Copy nothing but the text: repeat each entry exactly and drop the images.

--- Start ---

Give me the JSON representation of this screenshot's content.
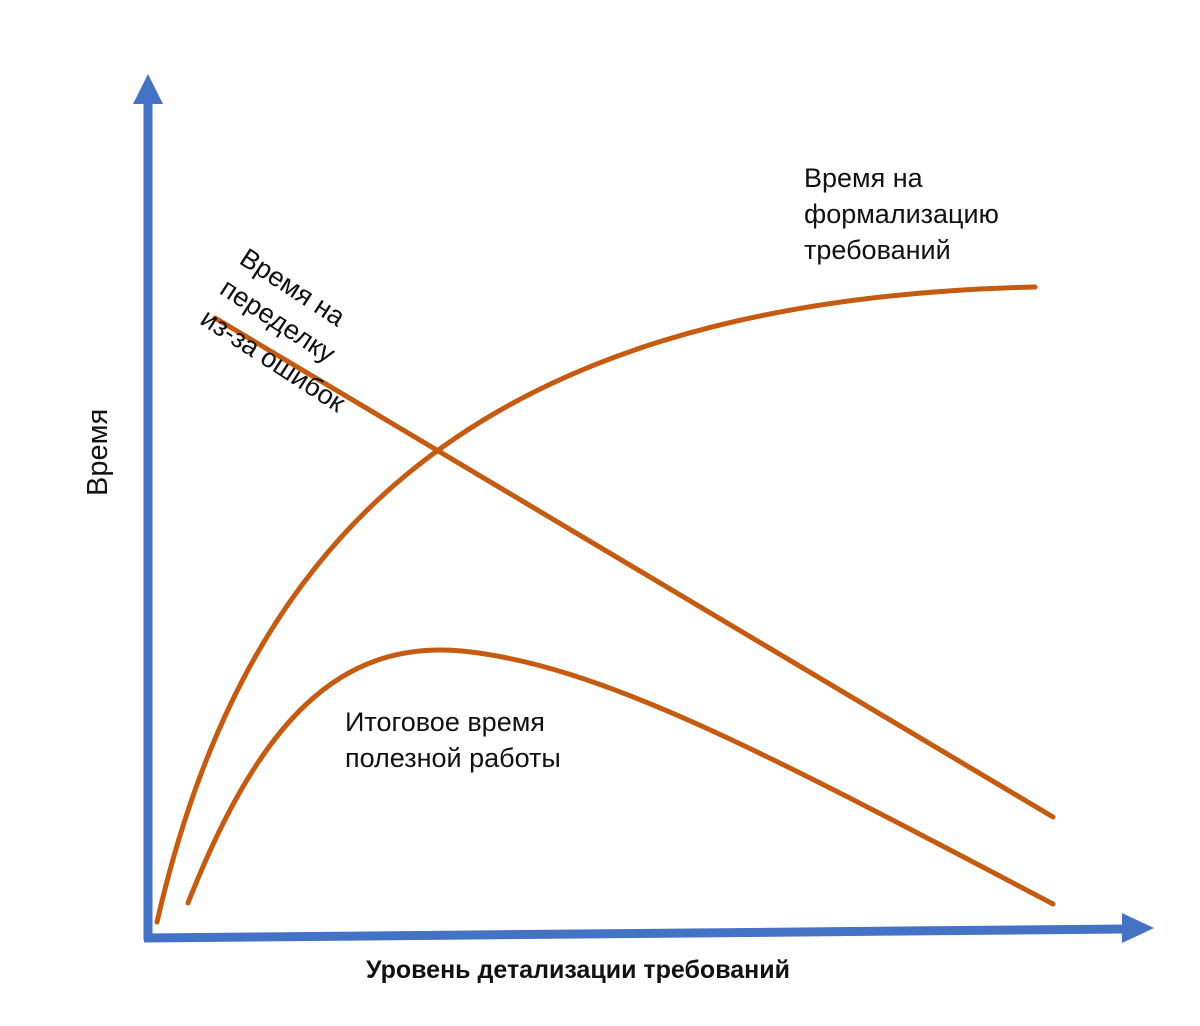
{
  "diagram": {
    "x_axis_label": "Уровень детализации требований",
    "y_axis_label": "Время",
    "curves": {
      "formalization": {
        "label": "Время на\nформализацию\nтребований",
        "trend": "increasing, saturating"
      },
      "rework": {
        "label": "Время на\nпеределку\nиз-за ошибок",
        "trend": "decreasing linearly"
      },
      "useful": {
        "label": "Итоговое время\nполезной работы",
        "trend": "rises to a peak, then decreases"
      }
    },
    "colors": {
      "axis": "#4472c4",
      "curve": "#c55a11",
      "text": "#111111"
    }
  }
}
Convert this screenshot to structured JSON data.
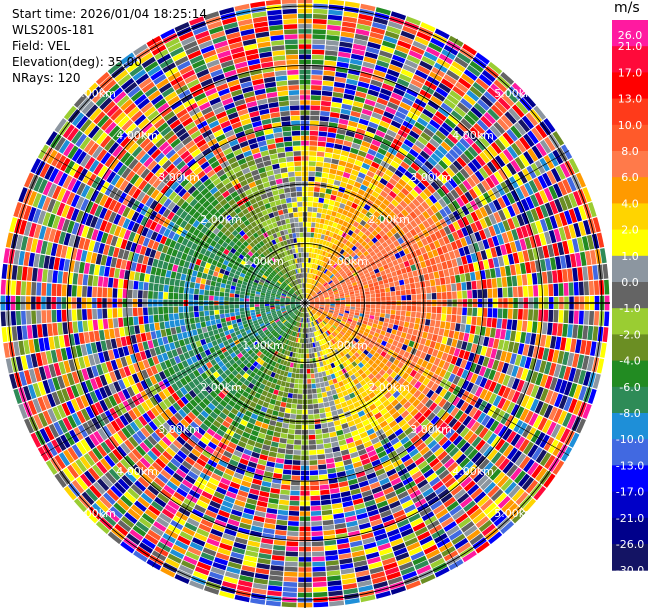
{
  "header": {
    "start_time": "Start time: 2026/01/04 18:25:14",
    "instrument": "WLS200s-181",
    "field": "Field: VEL",
    "elevation": "Elevation(deg): 35.00",
    "nrays": "NRays: 120"
  },
  "chart_data": {
    "type": "heatmap",
    "projection": "polar-ppi",
    "field": "VEL",
    "nrays": 120,
    "range_rings_km": [
      1,
      2,
      3,
      4,
      5
    ],
    "range_ring_labels": [
      "1.00km",
      "2.00km",
      "3.00km",
      "4.00km",
      "5.00km"
    ],
    "colorbar": {
      "unit": "m/s",
      "ticks": [
        "26.0",
        "21.0",
        "17.0",
        "13.0",
        "10.0",
        "8.0",
        "6.0",
        "4.0",
        "2.0",
        "1.0",
        "0.0",
        "-1.0",
        "-2.0",
        "-4.0",
        "-6.0",
        "-8.0",
        "-10.0",
        "-13.0",
        "-17.0",
        "-21.0",
        "-26.0",
        "-30.0"
      ],
      "colors": [
        "#ff1aa0",
        "#ff0a3a",
        "#ff0000",
        "#ff3a1a",
        "#ff5a2a",
        "#ff7a4a",
        "#ff9a00",
        "#ffd400",
        "#ffff00",
        "#8c96a0",
        "#646464",
        "#9acd32",
        "#6b8e23",
        "#228b22",
        "#2e8b57",
        "#1e8fd8",
        "#4169e1",
        "#0000ff",
        "#0000c8",
        "#00008b",
        "#141464"
      ]
    }
  }
}
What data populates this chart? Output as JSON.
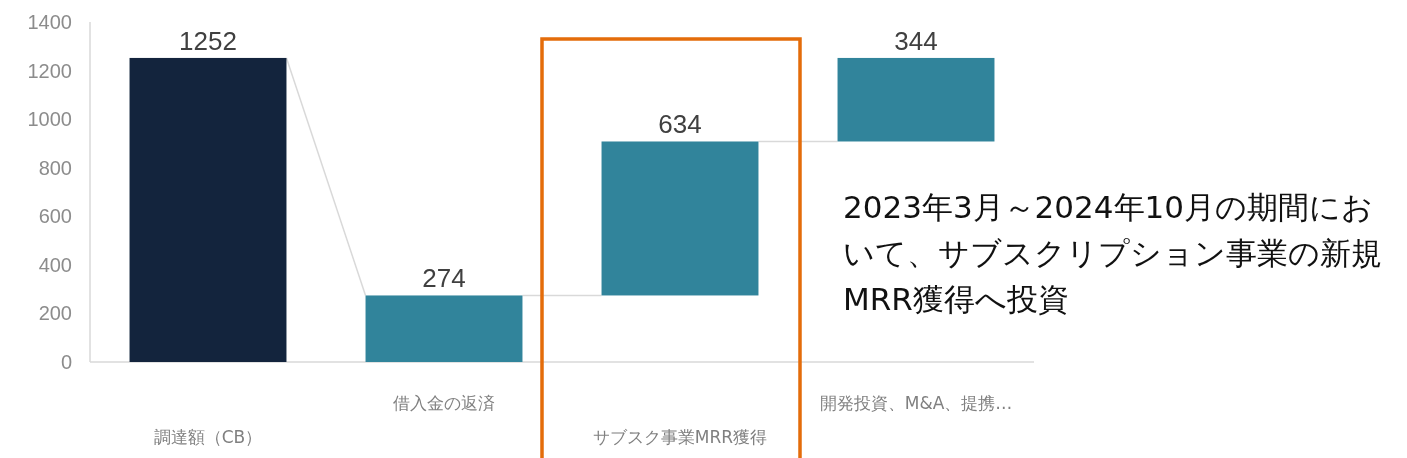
{
  "chart_data": {
    "type": "bar",
    "categories": [
      "調達額（CB）",
      "借入金の返済",
      "サブスク事業MRR獲得",
      "開発投資、M&A、提携…"
    ],
    "values": [
      1252,
      274,
      634,
      344
    ],
    "base": [
      0,
      0,
      274,
      908
    ],
    "colors": [
      "#13243d",
      "#31849b",
      "#31849b",
      "#31849b"
    ],
    "ylim": [
      0,
      1400
    ],
    "yticks": [
      0,
      200,
      400,
      600,
      800,
      1000,
      1200,
      1400
    ],
    "data_labels": true,
    "annotations": [
      "2023年3月～2024年10月の期間において、サブスクリプション事業の新規MRR獲得へ投資"
    ]
  }
}
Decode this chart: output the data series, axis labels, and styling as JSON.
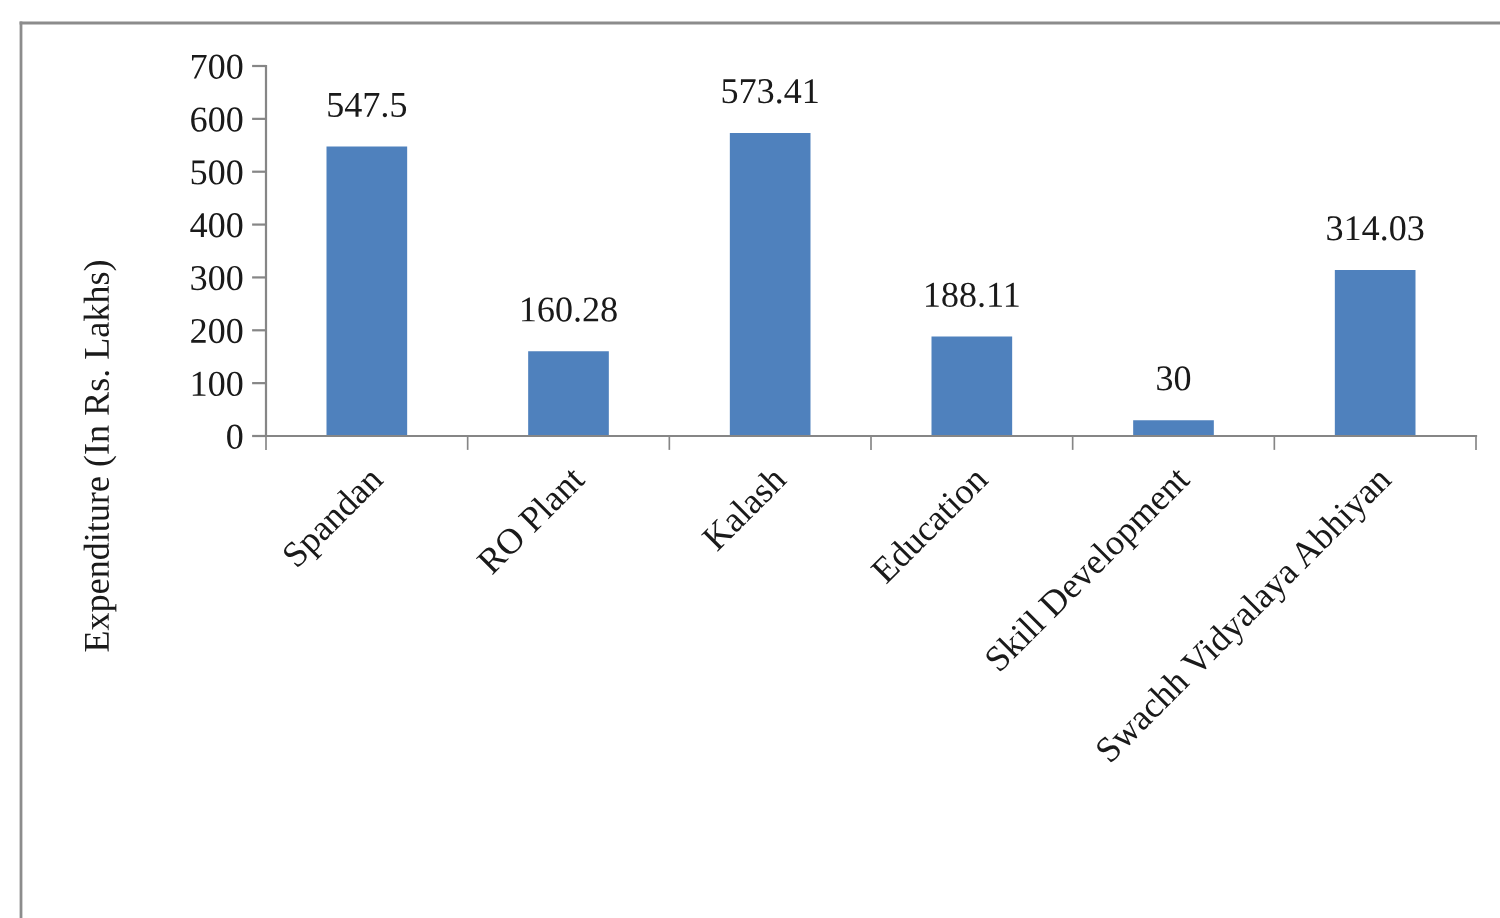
{
  "chart_data": {
    "type": "bar",
    "ylabel": "Expenditure (In Rs. Lakhs)",
    "categories": [
      "Spandan",
      "RO Plant",
      "Kalash",
      "Education",
      "Skill Development",
      "Swachh Vidyalaya Abhiyan"
    ],
    "values": [
      547.5,
      160.28,
      573.41,
      188.11,
      30,
      314.03
    ],
    "color": "#4f81bd",
    "ylim": [
      0,
      700
    ],
    "yticks": [
      0,
      100,
      200,
      300,
      400,
      500,
      600,
      700
    ],
    "grid": false,
    "legend": false,
    "data_labels": true
  }
}
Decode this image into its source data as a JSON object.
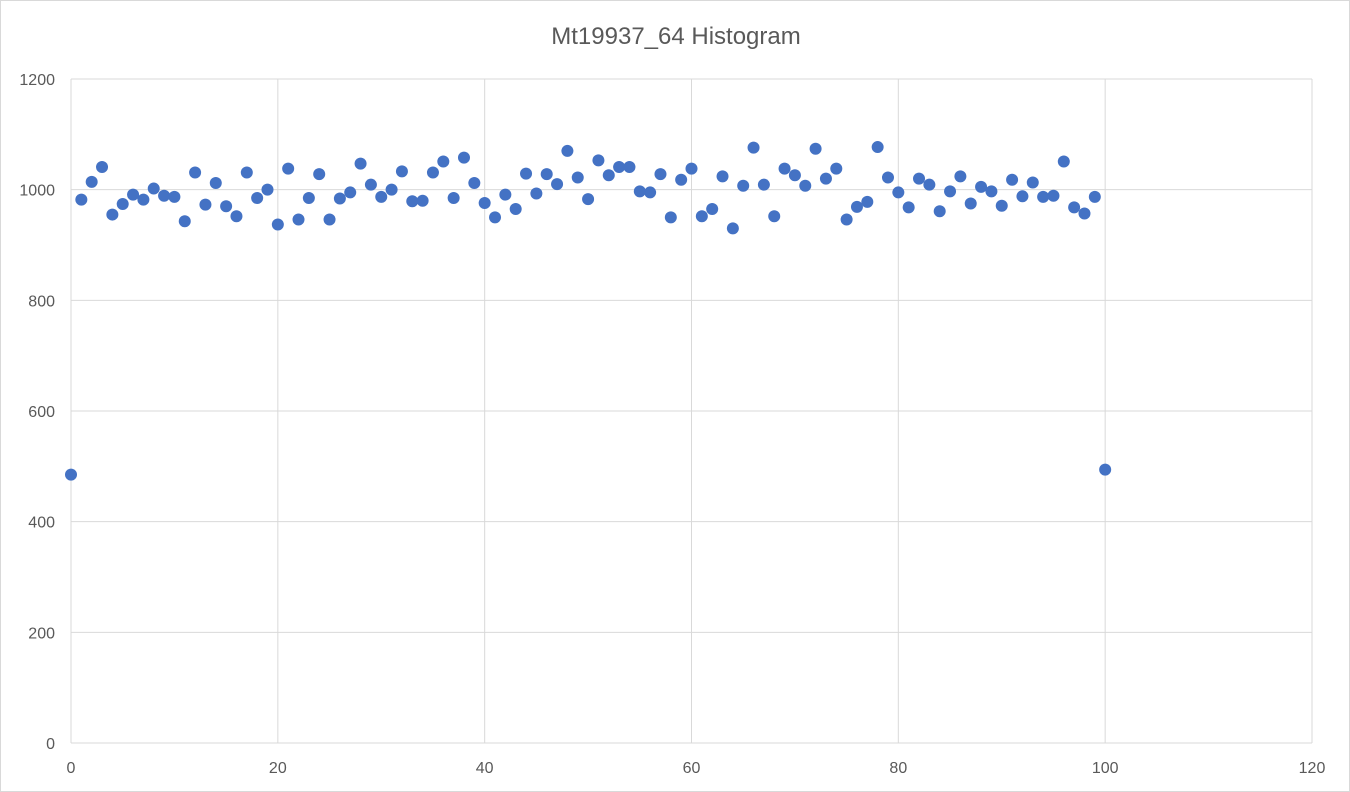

--- End ---

* Completed exercise:
Give me the JSON representation of this screenshot's content.
{
  "diagram": {
    "x_axis_label": "Уровень детализации требований",
    "y_axis_label": "Время",
    "curves": {
      "formalization": {
        "label": "Время на\nформализацию\nтребований",
        "trend": "increasing, saturating"
      },
      "rework": {
        "label": "Время на\nпеределку\nиз-за ошибок",
        "trend": "decreasing linearly"
      },
      "useful": {
        "label": "Итоговое время\nполезной работы",
        "trend": "rises to a peak, then decreases"
      }
    },
    "colors": {
      "axis": "#4472c4",
      "curve": "#c55a11",
      "text": "#111111"
    }
  }
}
Convert this screenshot to structured JSON data.
{
  "header": {
    "start_time": "Start time: 2026/01/04 18:25:14",
    "instrument": "WLS200s-181",
    "field": "Field: VEL",
    "elevation": "Elevation(deg): 35.00",
    "nrays": "NRays: 120"
  },
  "chart_data": {
    "type": "heatmap",
    "projection": "polar-ppi",
    "field": "VEL",
    "nrays": 120,
    "range_rings_km": [
      1,
      2,
      3,
      4,
      5
    ],
    "range_ring_labels": [
      "1.00km",
      "2.00km",
      "3.00km",
      "4.00km",
      "5.00km"
    ],
    "colorbar": {
      "unit": "m/s",
      "ticks": [
        "26.0",
        "21.0",
        "17.0",
        "13.0",
        "10.0",
        "8.0",
        "6.0",
        "4.0",
        "2.0",
        "1.0",
        "0.0",
        "-1.0",
        "-2.0",
        "-4.0",
        "-6.0",
        "-8.0",
        "-10.0",
        "-13.0",
        "-17.0",
        "-21.0",
        "-26.0",
        "-30.0"
      ],
      "colors": [
        "#ff1aa0",
        "#ff0a3a",
        "#ff0000",
        "#ff3a1a",
        "#ff5a2a",
        "#ff7a4a",
        "#ff9a00",
        "#ffd400",
        "#ffff00",
        "#8c96a0",
        "#646464",
        "#9acd32",
        "#6b8e23",
        "#228b22",
        "#2e8b57",
        "#1e8fd8",
        "#4169e1",
        "#0000ff",
        "#0000c8",
        "#00008b",
        "#141464"
      ]
    }
  }
}
What data populates this chart? Output as JSON.
{
  "chart_data": {
    "type": "bar",
    "categories": [
      "調達額（CB）",
      "借入金の返済",
      "サブスク事業MRR獲得",
      "開発投資、M&A、提携…"
    ],
    "values": [
      1252,
      274,
      634,
      344
    ],
    "base": [
      0,
      0,
      274,
      908
    ],
    "colors": [
      "#13243d",
      "#31849b",
      "#31849b",
      "#31849b"
    ],
    "ylim": [
      0,
      1400
    ],
    "yticks": [
      0,
      200,
      400,
      600,
      800,
      1000,
      1200,
      1400
    ],
    "data_labels": true,
    "annotations": [
      "2023年3月～2024年10月の期間において、サブスクリプション事業の新規MRR獲得へ投資"
    ]
  }
}
Decode this chart: output the data series, axis labels, and styling as JSON.
{
  "chart_data": {
    "type": "bar",
    "ylabel": "Expenditure (In Rs. Lakhs)",
    "categories": [
      "Spandan",
      "RO Plant",
      "Kalash",
      "Education",
      "Skill Development",
      "Swachh Vidyalaya Abhiyan"
    ],
    "values": [
      547.5,
      160.28,
      573.41,
      188.11,
      30,
      314.03
    ],
    "color": "#4f81bd",
    "ylim": [
      0,
      700
    ],
    "yticks": [
      0,
      100,
      200,
      300,
      400,
      500,
      600,
      700
    ],
    "grid": false,
    "legend": false,
    "data_labels": true
  }
}
Decode this image into its source data as a JSON object.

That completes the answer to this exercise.